Records excerpted from a collection:
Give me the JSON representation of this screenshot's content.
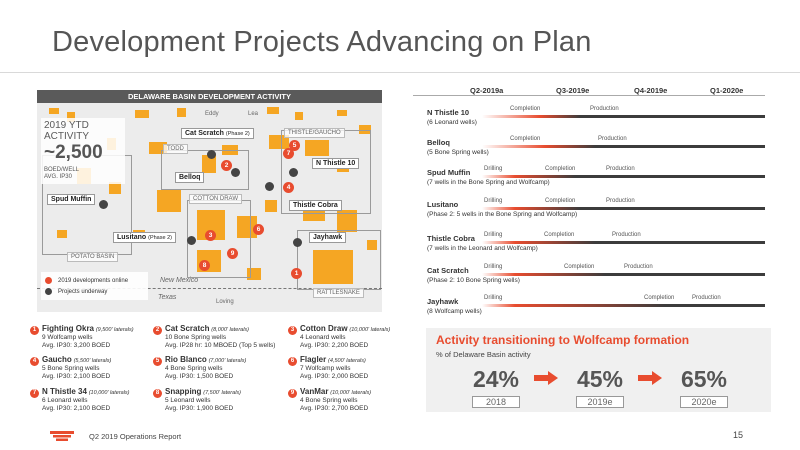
{
  "title": "Development Projects Advancing on Plan",
  "map": {
    "header": "DELAWARE BASIN DEVELOPMENT ACTIVITY",
    "ytd_line": "2019 YTD ACTIVITY",
    "ytd_approx": "~2,500",
    "ytd_unit1": "BOED/WELL",
    "ytd_unit2": "AVG. IP30",
    "areas": {
      "eddy": "Eddy",
      "lea": "Lea",
      "todd": "TODD",
      "thistle_gaucho": "THISTLE/GAUCHO",
      "cotton_draw": "COTTON DRAW",
      "potato_basin": "POTATO BASIN",
      "new_mexico": "New Mexico",
      "texas": "Texas",
      "loving": "Loving",
      "rattlesnake": "RATTLESNAKE"
    },
    "tags": {
      "cat_scratch": "Cat Scratch",
      "cat_scratch_phase": "(Phase 2)",
      "n_thistle_10": "N Thistle 10",
      "belloq": "Belloq",
      "spud_muffin": "Spud Muffin",
      "thistle_cobra": "Thistle Cobra",
      "lusitano": "Lusitano",
      "lusitano_phase": "(Phase 2)",
      "jayhawk": "Jayhawk"
    },
    "markers": [
      "1",
      "2",
      "3",
      "4",
      "5",
      "6",
      "7",
      "8",
      "9"
    ],
    "legend": {
      "online": "2019 developments online",
      "underway": "Projects underway"
    }
  },
  "projects": [
    {
      "num": "1",
      "name": "Fighting Okra",
      "detail": "(9,500' laterals)",
      "l1": "9 Wolfcamp wells",
      "l2": "Avg. IP30: 3,200 BOED"
    },
    {
      "num": "2",
      "name": "Cat Scratch",
      "detail": "(8,000' laterals)",
      "l1": "10 Bone Spring wells",
      "l2": "Avg. IP28 hr: 10 MBOED (Top 5 wells)"
    },
    {
      "num": "3",
      "name": "Cotton Draw",
      "detail": "(10,000' laterals)",
      "l1": "4 Leonard wells",
      "l2": "Avg. IP30: 2,200 BOED"
    },
    {
      "num": "4",
      "name": "Gaucho",
      "detail": "(5,500' laterals)",
      "l1": "5 Bone Spring wells",
      "l2": "Avg. IP30: 2,100 BOED"
    },
    {
      "num": "5",
      "name": "Rio Blanco",
      "detail": "(7,000' laterals)",
      "l1": "4 Bone Spring wells",
      "l2": "Avg. IP30: 1,500 BOED"
    },
    {
      "num": "6",
      "name": "Flagler",
      "detail": "(4,500' laterals)",
      "l1": "7 Wolfcamp wells",
      "l2": "Avg. IP30: 2,000 BOED"
    },
    {
      "num": "7",
      "name": "N Thistle 34",
      "detail": "(10,000' laterals)",
      "l1": "6 Leonard wells",
      "l2": "Avg. IP30: 2,100 BOED"
    },
    {
      "num": "8",
      "name": "Snapping",
      "detail": "(7,500' laterals)",
      "l1": "5 Leonard wells",
      "l2": "Avg. IP30: 1,900 BOED"
    },
    {
      "num": "9",
      "name": "VanMar",
      "detail": "(10,000' laterals)",
      "l1": "4 Bone Spring wells",
      "l2": "Avg. IP30: 2,700 BOED"
    }
  ],
  "timeline": {
    "quarters": [
      "Q2-2019a",
      "Q3-2019e",
      "Q4-2019e",
      "Q1-2020e"
    ],
    "rows": [
      {
        "name": "N Thistle 10",
        "sub": "(6 Leonard wells)",
        "labels": [
          "Completion",
          "Production"
        ]
      },
      {
        "name": "Belloq",
        "sub": "(5 Bone Spring wells)",
        "labels": [
          "Completion",
          "Production"
        ]
      },
      {
        "name": "Spud Muffin",
        "sub": "(7 wells in the Bone Spring and Wolfcamp)",
        "labels": [
          "Drilling",
          "Completion",
          "Production"
        ]
      },
      {
        "name": "Lusitano",
        "sub": "(Phase 2: 5 wells in the Bone Spring and Wolfcamp)",
        "labels": [
          "Drilling",
          "Completion",
          "Production"
        ]
      },
      {
        "name": "Thistle Cobra",
        "sub": "(7 wells in the Leonard and Wolfcamp)",
        "labels": [
          "Drilling",
          "Completion",
          "Production"
        ]
      },
      {
        "name": "Cat Scratch",
        "sub": "(Phase 2: 10 Bone Spring wells)",
        "labels": [
          "Drilling",
          "Completion",
          "Production"
        ]
      },
      {
        "name": "Jayhawk",
        "sub": "(8 Wolfcamp wells)",
        "labels": [
          "Drilling",
          "Completion",
          "Production"
        ]
      }
    ]
  },
  "wolfcamp": {
    "title": "Activity transitioning to Wolfcamp formation",
    "subtitle": "% of Delaware Basin activity",
    "steps": [
      {
        "pct": "24%",
        "year": "2018"
      },
      {
        "pct": "45%",
        "year": "2019e"
      },
      {
        "pct": "65%",
        "year": "2020e"
      }
    ]
  },
  "footer": {
    "text": "Q2 2019 Operations Report",
    "page": "15"
  },
  "colors": {
    "accent": "#e84c2f",
    "dark": "#3c3c3c",
    "acreage": "#f5a623"
  }
}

Objective:
Looking at the entries above, say how many lines contain the word "Phase". Only the number is wanted.

Exercise result:
4